Raw data —
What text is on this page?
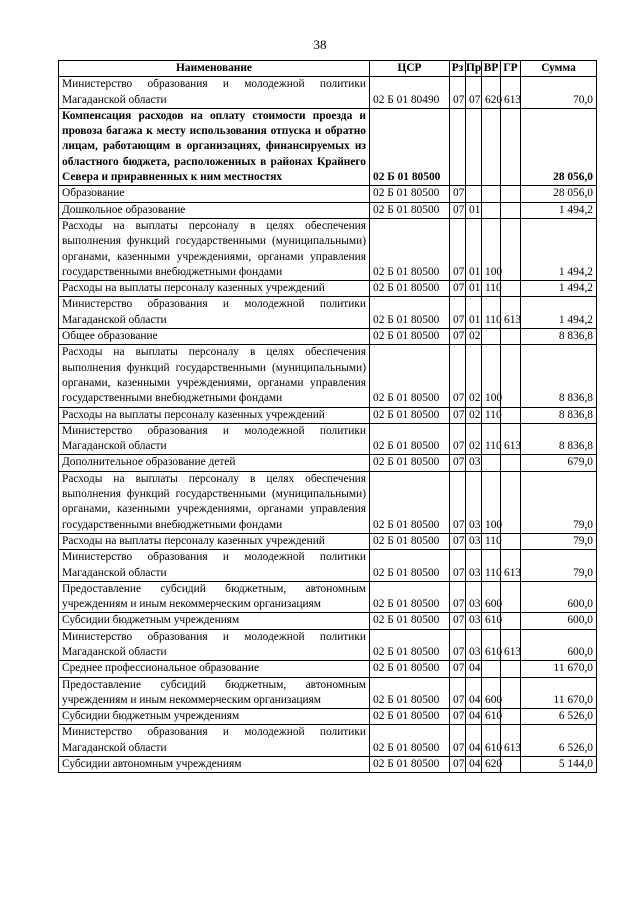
38
Наименование	ЦСР	Рз	Пр	ВР	ГР	Сумма
Министерство образования и молодежной политики Магаданской области	02 Б 01 80490	07	07	620	613	70,0
Компенсация расходов на оплату стоимости проезда и провоза багажа к месту использования отпуска и обратно лицам, работающим в организациях, финансируемых из областного бюджета, расположенных в районах Крайнего Севера и приравненных к ним местностях	02 Б 01 80500					28 056,0
Образование	02 Б 01 80500	07				28 056,0
Дошкольное образование	02 Б 01 80500	07	01			1 494,2
Расходы на выплаты персоналу в целях обеспечения выполнения функций государственными (муниципальными) органами, казенными учреждениями, органами управления государственными внебюджетными фондами	02 Б 01 80500	07	01	100		1 494,2
Расходы на выплаты персоналу казенных учреждений	02 Б 01 80500	07	01	110		1 494,2
Министерство образования и молодежной политики Магаданской области	02 Б 01 80500	07	01	110	613	1 494,2
Общее образование	02 Б 01 80500	07	02			8 836,8
Расходы на выплаты персоналу в целях обеспечения выполнения функций государственными (муниципальными) органами, казенными учреждениями, органами управления государственными внебюджетными фондами	02 Б 01 80500	07	02	100		8 836,8
Расходы на выплаты персоналу казенных учреждений	02 Б 01 80500	07	02	110		8 836,8
Министерство образования и молодежной политики Магаданской области	02 Б 01 80500	07	02	110	613	8 836,8
Дополнительное образование детей	02 Б 01 80500	07	03			679,0
Расходы на выплаты персоналу в целях обеспечения выполнения функций государственными (муниципальными) органами, казенными учреждениями, органами управления государственными внебюджетными фондами	02 Б 01 80500	07	03	100		79,0
Расходы на выплаты персоналу казенных учреждений	02 Б 01 80500	07	03	110		79,0
Министерство образования и молодежной политики Магаданской области	02 Б 01 80500	07	03	110	613	79,0
Предоставление субсидий бюджетным, автономным учреждениям и иным некоммерческим организациям	02 Б 01 80500	07	03	600		600,0
Субсидии бюджетным учреждениям	02 Б 01 80500	07	03	610		600,0
Министерство образования и молодежной политики Магаданской области	02 Б 01 80500	07	03	610	613	600,0
Среднее профессиональное образование	02 Б 01 80500	07	04			11 670,0
Предоставление субсидий бюджетным, автономным учреждениям и иным некоммерческим организациям	02 Б 01 80500	07	04	600		11 670,0
Субсидии бюджетным учреждениям	02 Б 01 80500	07	04	610		6 526,0
Министерство образования и молодежной политики Магаданской области	02 Б 01 80500	07	04	610	613	6 526,0
Субсидии автономным учреждениям	02 Б 01 80500	07	04	620		5 144,0
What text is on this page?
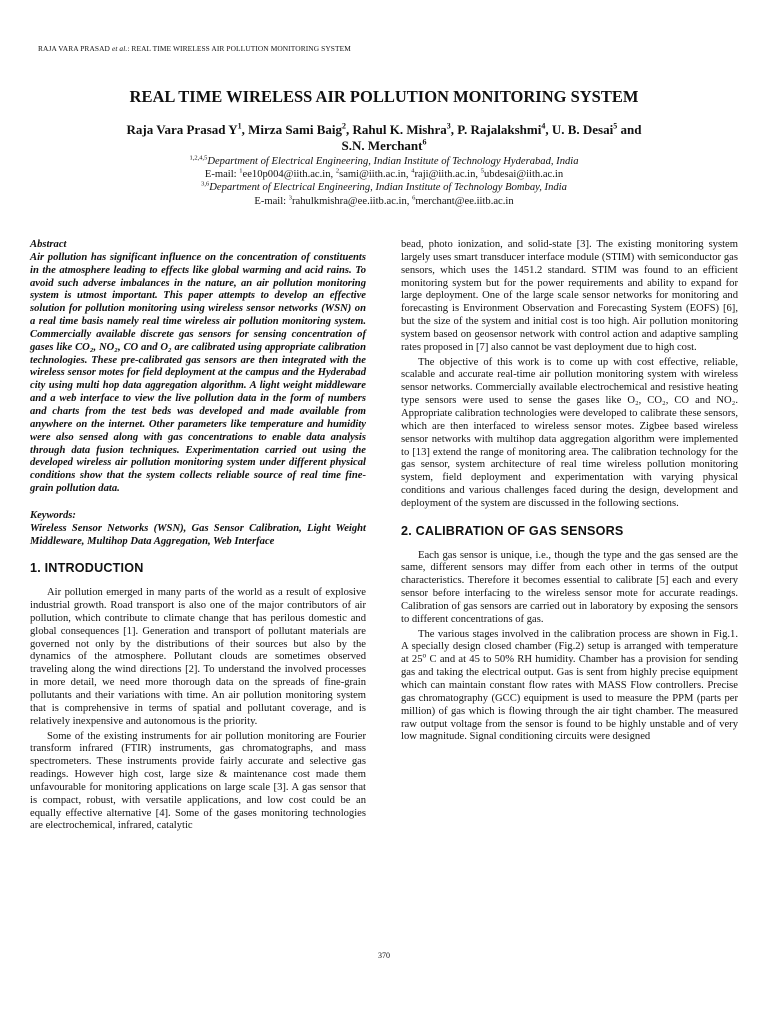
RAJA VARA PRASAD et al.: REAL TIME WIRELESS AIR POLLUTION MONITORING SYSTEM
REAL TIME WIRELESS AIR POLLUTION MONITORING SYSTEM
Raja Vara Prasad $Y^1$, Mirza Sami Baig$^2$, Rahul K. Mishra$^3$, P. Rajalakshmi$^4$, U. B. Desai$^5$ and
S.N. Merchant$^6$
$^{1,2,4,5}$Department of Electrical Engineering, Indian Institute of Technology Hyderabad, India
E-mail: $^1$ee10p004@iith.ac.in, $^2$sami@iith.ac.in, $^4$raji@iith.ac.in, $^5$ubdesai@iith.ac.in
$^{3,6}$Department of Electrical Engineering, Indian Institute of Technology Bombay, India
E-mail: $^3$rahulkmishra@ee.iitb.ac.in, $^6$merchant@ee.iitb.ac.in

Abstract

Air pollution has significant influence on the concentration of constituents in the atmosphere leading to effects like global warming and acid rains. To avoid such adverse imbalances in the nature, an air pollution monitoring system is utmost important. This paper attempts to develop an effective solution for pollution monitoring using wireless sensor networks (WSN) on a real time basis namely real time wireless air pollution monitoring system. Commercially available discrete gas sensors for sensing concentration of gases like CO₂, NO₂, CO and O₂ are calibrated using appropriate calibration technologies. These pre-calibrated gas sensors are then integrated with the wireless sensor motes for field deployment at the campus and the Hyderabad city using multi hop data aggregation algorithm. A light weight middleware and a web interface to view the live pollution data in the form of numbers and charts from the test beds was developed and made available from anywhere on the internet. Other parameters like temperature and humidity were also sensed along with gas concentrations to enable data analysis through data fusion techniques. Experimentation carried out using the developed wireless air pollution monitoring system under different physical conditions show that the system collects reliable source of real time fine-grain pollution data.

Keywords:

Wireless Sensor Networks (WSN), Gas Sensor Calibration, Light Weight Middleware, Multihop Data Aggregation, Web Interface

1. INTRODUCTION

Air pollution emerged in many parts of the world as a result of explosive industrial growth. Road transport is also one of the major contributors of air pollution, which contribute to climate change that has perilous domestic and global consequences [1]. Generation and transport of pollutant materials are governed not only by the distributions of their sources but also by the dynamics of the atmosphere. Pollutant clouds are sometimes observed traveling along the wind directions [2]. To understand the involved processes in more detail, we need more thorough data on the spreads of fine-grain pollutants and their variations with time. An air pollution monitoring system that is comprehensive in terms of spatial and pollutant coverage, and is relatively inexpensive and autonomous is the priority.

Some of the existing instruments for air pollution monitoring are Fourier transform infrared (FTIR) instruments, gas chromatographs, and mass spectrometers. These instruments provide fairly accurate and selective gas readings. However high cost, large size & maintenance cost made them unfavourable for monitoring applications on large scale [3]. A gas sensor that is compact, robust, with versatile applications, and low cost could be an equally effective alternative [4]. Some of the gases monitoring technologies are electrochemical, infrared, catalytic

bead, photo ionization, and solid-state [3]. The existing monitoring system largely uses smart transducer interface module (STIM) with semiconductor gas sensors, which uses the 1451.2 standard. STIM was found to an efficient monitoring system but for the power requirements and ability to expand for large deployment. One of the large scale sensor networks for monitoring and forecasting is Environment Observation and Forecasting System (EOFS) [6], but the size of the system and initial cost is too high. Air pollution monitoring system based on geosensor network with control action and adaptive sampling rates proposed in [7] also cannot be vast deployment due to high cost.

The objective of this work is to come up with cost effective, reliable, scalable and accurate real-time air pollution monitoring system with wireless sensor networks. Commercially available electrochemical and resistive heating type sensors were used to sense the gases like O₂, CO₂, CO and NO₂. Appropriate calibration technologies were developed to calibrate these sensors, which are then interfaced to wireless sensor motes. Zigbee based wireless sensor networks with multihop data aggregation algorithm were implemented to [13] extend the range of monitoring area. The calibration technology for the gas sensor, system architecture of real time wireless pollution monitoring system, field deployment and experimentation with varying physical conditions and various challenges faced during the design, development and deployment of the system are discussed in the following sections.

2. CALIBRATION OF GAS SENSORS

Each gas sensor is unique, i.e., though the type and the gas sensed are the same, different sensors may differ from each other in terms of the output characteristics. Therefore it becomes essential to calibrate [5] each and every sensor before interfacing to the wireless sensor mote for accurate readings. Calibration of gas sensors are carried out in laboratory by exposing the sensors to different concentrations of gas.

The various stages involved in the calibration process are shown in Fig.1. A specially design closed chamber (Fig.2) setup is arranged with temperature at 25$^o$ C and at 45 to 50% RH humidity. Chamber has a provision for sending gas and taking the electrical output. Gas is sent from highly precise equipment which can maintain constant flow rates with MASS Flow controllers. Precise gas chromatography (GCC) equipment is used to measure the PPM (parts per million) of gas which is flowing through the air tight chamber. The measured raw output voltage from the sensor is found to be highly unstable and of very low magnitude. Signal conditioning circuits were designed

370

Work instructions —
Restate the listing above word for word, and skip the pictures.

Result —
What text is on this page?
38
Наименование	ЦСР	Рз	Пр	ВР	ГР	Сумма
Министерство образования и молодежной политики Магаданской области	02 Б 01 80490	07	07	620	613	70,0
Компенсация расходов на оплату стоимости проезда и провоза багажа к месту использования отпуска и обратно лицам, работающим в организациях, финансируемых из областного бюджета, расположенных в районах Крайнего Севера и приравненных к ним местностях	02 Б 01 80500					28 056,0
Образование	02 Б 01 80500	07				28 056,0
Дошкольное образование	02 Б 01 80500	07	01			1 494,2
Расходы на выплаты персоналу в целях обеспечения выполнения функций государственными (муниципальными) органами, казенными учреждениями, органами управления государственными внебюджетными фондами	02 Б 01 80500	07	01	100		1 494,2
Расходы на выплаты персоналу казенных учреждений	02 Б 01 80500	07	01	110		1 494,2
Министерство образования и молодежной политики Магаданской области	02 Б 01 80500	07	01	110	613	1 494,2
Общее образование	02 Б 01 80500	07	02			8 836,8
Расходы на выплаты персоналу в целях обеспечения выполнения функций государственными (муниципальными) органами, казенными учреждениями, органами управления государственными внебюджетными фондами	02 Б 01 80500	07	02	100		8 836,8
Расходы на выплаты персоналу казенных учреждений	02 Б 01 80500	07	02	110		8 836,8
Министерство образования и молодежной политики Магаданской области	02 Б 01 80500	07	02	110	613	8 836,8
Дополнительное образование детей	02 Б 01 80500	07	03			679,0
Расходы на выплаты персоналу в целях обеспечения выполнения функций государственными (муниципальными) органами, казенными учреждениями, органами управления государственными внебюджетными фондами	02 Б 01 80500	07	03	100		79,0
Расходы на выплаты персоналу казенных учреждений	02 Б 01 80500	07	03	110		79,0
Министерство образования и молодежной политики Магаданской области	02 Б 01 80500	07	03	110	613	79,0
Предоставление субсидий бюджетным, автономным учреждениям и иным некоммерческим организациям	02 Б 01 80500	07	03	600		600,0
Субсидии бюджетным учреждениям	02 Б 01 80500	07	03	610		600,0
Министерство образования и молодежной политики Магаданской области	02 Б 01 80500	07	03	610	613	600,0
Среднее профессиональное образование	02 Б 01 80500	07	04			11 670,0
Предоставление субсидий бюджетным, автономным учреждениям и иным некоммерческим организациям	02 Б 01 80500	07	04	600		11 670,0
Субсидии бюджетным учреждениям	02 Б 01 80500	07	04	610		6 526,0
Министерство образования и молодежной политики Магаданской области	02 Б 01 80500	07	04	610	613	6 526,0
Субсидии автономным учреждениям	02 Б 01 80500	07	04	620		5 144,0
What text is on this page?
RAJA VARA PRASAD et al.: REAL TIME WIRELESS AIR POLLUTION MONITORING SYSTEM
REAL TIME WIRELESS AIR POLLUTION MONITORING SYSTEM
Raja Vara Prasad $Y^1$, Mirza Sami Baig$^2$, Rahul K. Mishra$^3$, P. Rajalakshmi$^4$, U. B. Desai$^5$ and
S.N. Merchant$^6$
$^{1,2,4,5}$Department of Electrical Engineering, Indian Institute of Technology Hyderabad, India
E-mail: $^1$ee10p004@iith.ac.in, $^2$sami@iith.ac.in, $^4$raji@iith.ac.in, $^5$ubdesai@iith.ac.in
$^{3,6}$Department of Electrical Engineering, Indian Institute of Technology Bombay, India
E-mail: $^3$rahulkmishra@ee.iitb.ac.in, $^6$merchant@ee.iitb.ac.in

Abstract

Air pollution has significant influence on the concentration of constituents in the atmosphere leading to effects like global warming and acid rains. To avoid such adverse imbalances in the nature, an air pollution monitoring system is utmost important. This paper attempts to develop an effective solution for pollution monitoring using wireless sensor networks (WSN) on a real time basis namely real time wireless air pollution monitoring system. Commercially available discrete gas sensors for sensing concentration of gases like CO₂, NO₂, CO and O₂ are calibrated using appropriate calibration technologies. These pre-calibrated gas sensors are then integrated with the wireless sensor motes for field deployment at the campus and the Hyderabad city using multi hop data aggregation algorithm. A light weight middleware and a web interface to view the live pollution data in the form of numbers and charts from the test beds was developed and made available from anywhere on the internet. Other parameters like temperature and humidity were also sensed along with gas concentrations to enable data analysis through data fusion techniques. Experimentation carried out using the developed wireless air pollution monitoring system under different physical conditions show that the system collects reliable source of real time fine-grain pollution data.

Keywords:

Wireless Sensor Networks (WSN), Gas Sensor Calibration, Light Weight Middleware, Multihop Data Aggregation, Web Interface

1. INTRODUCTION

Air pollution emerged in many parts of the world as a result of explosive industrial growth. Road transport is also one of the major contributors of air pollution, which contribute to climate change that has perilous domestic and global consequences [1]. Generation and transport of pollutant materials are governed not only by the distributions of their sources but also by the dynamics of the atmosphere. Pollutant clouds are sometimes observed traveling along the wind directions [2]. To understand the involved processes in more detail, we need more thorough data on the spreads of fine-grain pollutants and their variations with time. An air pollution monitoring system that is comprehensive in terms of spatial and pollutant coverage, and is relatively inexpensive and autonomous is the priority.

Some of the existing instruments for air pollution monitoring are Fourier transform infrared (FTIR) instruments, gas chromatographs, and mass spectrometers. These instruments provide fairly accurate and selective gas readings. However high cost, large size & maintenance cost made them unfavourable for monitoring applications on large scale [3]. A gas sensor that is compact, robust, with versatile applications, and low cost could be an equally effective alternative [4]. Some of the gases monitoring technologies are electrochemical, infrared, catalytic

bead, photo ionization, and solid-state [3]. The existing monitoring system largely uses smart transducer interface module (STIM) with semiconductor gas sensors, which uses the 1451.2 standard. STIM was found to an efficient monitoring system but for the power requirements and ability to expand for large deployment. One of the large scale sensor networks for monitoring and forecasting is Environment Observation and Forecasting System (EOFS) [6], but the size of the system and initial cost is too high. Air pollution monitoring system based on geosensor network with control action and adaptive sampling rates proposed in [7] also cannot be vast deployment due to high cost.

The objective of this work is to come up with cost effective, reliable, scalable and accurate real-time air pollution monitoring system with wireless sensor networks. Commercially available electrochemical and resistive heating type sensors were used to sense the gases like O₂, CO₂, CO and NO₂. Appropriate calibration technologies were developed to calibrate these sensors, which are then interfaced to wireless sensor motes. Zigbee based wireless sensor networks with multihop data aggregation algorithm were implemented to [13] extend the range of monitoring area. The calibration technology for the gas sensor, system architecture of real time wireless pollution monitoring system, field deployment and experimentation with varying physical conditions and various challenges faced during the design, development and deployment of the system are discussed in the following sections.

2. CALIBRATION OF GAS SENSORS

Each gas sensor is unique, i.e., though the type and the gas sensed are the same, different sensors may differ from each other in terms of the output characteristics. Therefore it becomes essential to calibrate [5] each and every sensor before interfacing to the wireless sensor mote for accurate readings. Calibration of gas sensors are carried out in laboratory by exposing the sensors to different concentrations of gas.

The various stages involved in the calibration process are shown in Fig.1. A specially design closed chamber (Fig.2) setup is arranged with temperature at 25$^o$ C and at 45 to 50% RH humidity. Chamber has a provision for sending gas and taking the electrical output. Gas is sent from highly precise equipment which can maintain constant flow rates with MASS Flow controllers. Precise gas chromatography (GCC) equipment is used to measure the PPM (parts per million) of gas which is flowing through the air tight chamber. The measured raw output voltage from the sensor is found to be highly unstable and of very low magnitude. Signal conditioning circuits were designed

370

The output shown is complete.